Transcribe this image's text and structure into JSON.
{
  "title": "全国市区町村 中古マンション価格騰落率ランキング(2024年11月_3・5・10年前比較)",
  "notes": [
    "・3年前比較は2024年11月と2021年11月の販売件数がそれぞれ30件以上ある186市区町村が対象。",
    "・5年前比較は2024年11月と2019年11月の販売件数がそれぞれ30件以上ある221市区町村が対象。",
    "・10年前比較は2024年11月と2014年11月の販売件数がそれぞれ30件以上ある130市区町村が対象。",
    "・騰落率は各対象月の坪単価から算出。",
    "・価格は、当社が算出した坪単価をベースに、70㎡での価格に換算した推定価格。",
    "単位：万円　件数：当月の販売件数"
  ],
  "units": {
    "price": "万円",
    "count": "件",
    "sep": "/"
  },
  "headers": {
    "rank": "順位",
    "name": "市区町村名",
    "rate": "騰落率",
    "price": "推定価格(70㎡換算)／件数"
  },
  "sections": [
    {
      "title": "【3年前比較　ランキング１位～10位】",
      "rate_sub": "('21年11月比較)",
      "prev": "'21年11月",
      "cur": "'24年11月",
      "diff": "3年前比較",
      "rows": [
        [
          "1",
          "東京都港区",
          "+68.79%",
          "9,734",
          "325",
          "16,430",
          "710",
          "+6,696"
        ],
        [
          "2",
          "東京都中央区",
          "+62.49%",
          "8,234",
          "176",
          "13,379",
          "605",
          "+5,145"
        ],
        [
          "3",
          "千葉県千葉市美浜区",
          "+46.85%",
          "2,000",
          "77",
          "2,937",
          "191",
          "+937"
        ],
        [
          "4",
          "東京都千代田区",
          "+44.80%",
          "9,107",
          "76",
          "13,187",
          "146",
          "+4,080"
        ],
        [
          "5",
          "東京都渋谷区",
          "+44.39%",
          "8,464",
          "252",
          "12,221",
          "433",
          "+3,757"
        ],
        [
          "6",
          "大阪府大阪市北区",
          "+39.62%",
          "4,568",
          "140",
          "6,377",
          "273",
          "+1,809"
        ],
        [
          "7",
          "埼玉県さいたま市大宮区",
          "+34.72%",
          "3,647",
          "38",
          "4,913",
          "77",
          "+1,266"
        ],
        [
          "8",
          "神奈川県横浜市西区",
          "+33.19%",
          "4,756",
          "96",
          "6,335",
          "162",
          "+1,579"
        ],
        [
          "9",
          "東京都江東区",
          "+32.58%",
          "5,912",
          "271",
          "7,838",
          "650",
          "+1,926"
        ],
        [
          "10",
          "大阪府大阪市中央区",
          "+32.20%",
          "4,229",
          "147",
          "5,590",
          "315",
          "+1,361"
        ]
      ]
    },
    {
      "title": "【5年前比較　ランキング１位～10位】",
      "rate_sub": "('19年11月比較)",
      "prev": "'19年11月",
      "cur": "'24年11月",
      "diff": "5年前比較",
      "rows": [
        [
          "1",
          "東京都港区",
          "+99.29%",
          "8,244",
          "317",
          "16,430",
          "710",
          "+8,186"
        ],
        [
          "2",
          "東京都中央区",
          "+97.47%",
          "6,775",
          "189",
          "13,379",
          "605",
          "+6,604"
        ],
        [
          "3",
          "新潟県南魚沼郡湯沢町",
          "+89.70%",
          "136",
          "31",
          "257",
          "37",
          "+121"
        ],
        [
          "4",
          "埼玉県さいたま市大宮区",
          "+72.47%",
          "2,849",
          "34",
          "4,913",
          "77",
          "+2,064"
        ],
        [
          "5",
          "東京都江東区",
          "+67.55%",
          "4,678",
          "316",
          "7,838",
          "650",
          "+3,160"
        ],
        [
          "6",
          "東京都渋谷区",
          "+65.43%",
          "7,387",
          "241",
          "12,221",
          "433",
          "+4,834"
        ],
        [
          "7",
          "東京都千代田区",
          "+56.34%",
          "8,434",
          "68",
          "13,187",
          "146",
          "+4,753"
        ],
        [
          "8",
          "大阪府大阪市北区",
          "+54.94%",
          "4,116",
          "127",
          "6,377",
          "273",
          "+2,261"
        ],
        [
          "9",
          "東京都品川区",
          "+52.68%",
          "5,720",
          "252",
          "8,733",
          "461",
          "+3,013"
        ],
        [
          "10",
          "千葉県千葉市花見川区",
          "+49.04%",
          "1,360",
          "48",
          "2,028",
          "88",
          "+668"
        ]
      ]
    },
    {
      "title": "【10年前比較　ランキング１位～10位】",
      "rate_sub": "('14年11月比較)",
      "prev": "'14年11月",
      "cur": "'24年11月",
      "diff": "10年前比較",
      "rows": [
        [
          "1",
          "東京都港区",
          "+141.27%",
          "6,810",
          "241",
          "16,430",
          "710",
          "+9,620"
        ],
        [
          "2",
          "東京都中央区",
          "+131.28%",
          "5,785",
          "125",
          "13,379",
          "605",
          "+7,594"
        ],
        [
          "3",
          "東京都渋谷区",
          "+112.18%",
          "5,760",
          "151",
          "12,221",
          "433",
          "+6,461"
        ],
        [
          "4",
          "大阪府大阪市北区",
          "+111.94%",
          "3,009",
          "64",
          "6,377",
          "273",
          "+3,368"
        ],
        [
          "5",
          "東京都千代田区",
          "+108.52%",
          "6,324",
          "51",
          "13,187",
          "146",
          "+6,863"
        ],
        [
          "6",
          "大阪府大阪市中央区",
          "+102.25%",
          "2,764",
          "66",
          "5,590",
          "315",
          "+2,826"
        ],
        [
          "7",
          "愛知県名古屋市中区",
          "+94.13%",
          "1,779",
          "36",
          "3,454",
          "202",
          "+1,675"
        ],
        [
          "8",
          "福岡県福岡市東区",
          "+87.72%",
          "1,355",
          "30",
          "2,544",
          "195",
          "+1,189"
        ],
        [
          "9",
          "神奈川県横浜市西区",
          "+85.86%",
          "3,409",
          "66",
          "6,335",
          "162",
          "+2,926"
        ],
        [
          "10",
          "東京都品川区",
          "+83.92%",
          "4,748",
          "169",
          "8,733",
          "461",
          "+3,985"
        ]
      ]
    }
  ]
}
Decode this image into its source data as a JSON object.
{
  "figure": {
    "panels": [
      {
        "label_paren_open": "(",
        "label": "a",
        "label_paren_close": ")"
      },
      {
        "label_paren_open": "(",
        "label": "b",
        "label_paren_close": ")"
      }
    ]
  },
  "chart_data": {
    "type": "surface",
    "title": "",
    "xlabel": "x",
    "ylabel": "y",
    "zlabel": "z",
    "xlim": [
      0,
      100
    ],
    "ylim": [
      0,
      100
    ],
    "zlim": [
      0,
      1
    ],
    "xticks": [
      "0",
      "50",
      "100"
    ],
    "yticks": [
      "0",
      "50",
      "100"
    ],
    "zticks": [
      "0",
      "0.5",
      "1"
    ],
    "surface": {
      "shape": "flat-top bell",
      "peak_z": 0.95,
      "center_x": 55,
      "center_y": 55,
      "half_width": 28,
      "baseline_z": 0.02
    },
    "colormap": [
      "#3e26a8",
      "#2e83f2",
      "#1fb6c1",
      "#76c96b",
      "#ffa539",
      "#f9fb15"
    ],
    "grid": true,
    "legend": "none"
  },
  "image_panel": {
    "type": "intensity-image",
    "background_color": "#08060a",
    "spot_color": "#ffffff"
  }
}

=-=-=

> **Directive**:
Print only the lines from the one with "Decode this image" to the end of the records, both included.

> **Reply to the exercise**:
Decode this image into its source data as a JSON object.
{
  "figure": {
    "panels": [
      {
        "label_paren_open": "(",
        "label": "a",
        "label_paren_close": ")"
      },
      {
        "label_paren_open": "(",
        "label": "b",
        "label_paren_close": ")"
      }
    ]
  },
  "chart_data": {
    "type": "surface",
    "title": "",
    "xlabel": "x",
    "ylabel": "y",
    "zlabel": "z",
    "xlim": [
      0,
      100
    ],
    "ylim": [
      0,
      100
    ],
    "zlim": [
      0,
      1
    ],
    "xticks": [
      "0",
      "50",
      "100"
    ],
    "yticks": [
      "0",
      "50",
      "100"
    ],
    "zticks": [
      "0",
      "0.5",
      "1"
    ],
    "surface": {
      "shape": "flat-top bell",
      "peak_z": 0.95,
      "center_x": 55,
      "center_y": 55,
      "half_width": 28,
      "baseline_z": 0.02
    },
    "colormap": [
      "#3e26a8",
      "#2e83f2",
      "#1fb6c1",
      "#76c96b",
      "#ffa539",
      "#f9fb15"
    ],
    "grid": true,
    "legend": "none"
  },
  "image_panel": {
    "type": "intensity-image",
    "background_color": "#08060a",
    "spot_color": "#ffffff"
  }
}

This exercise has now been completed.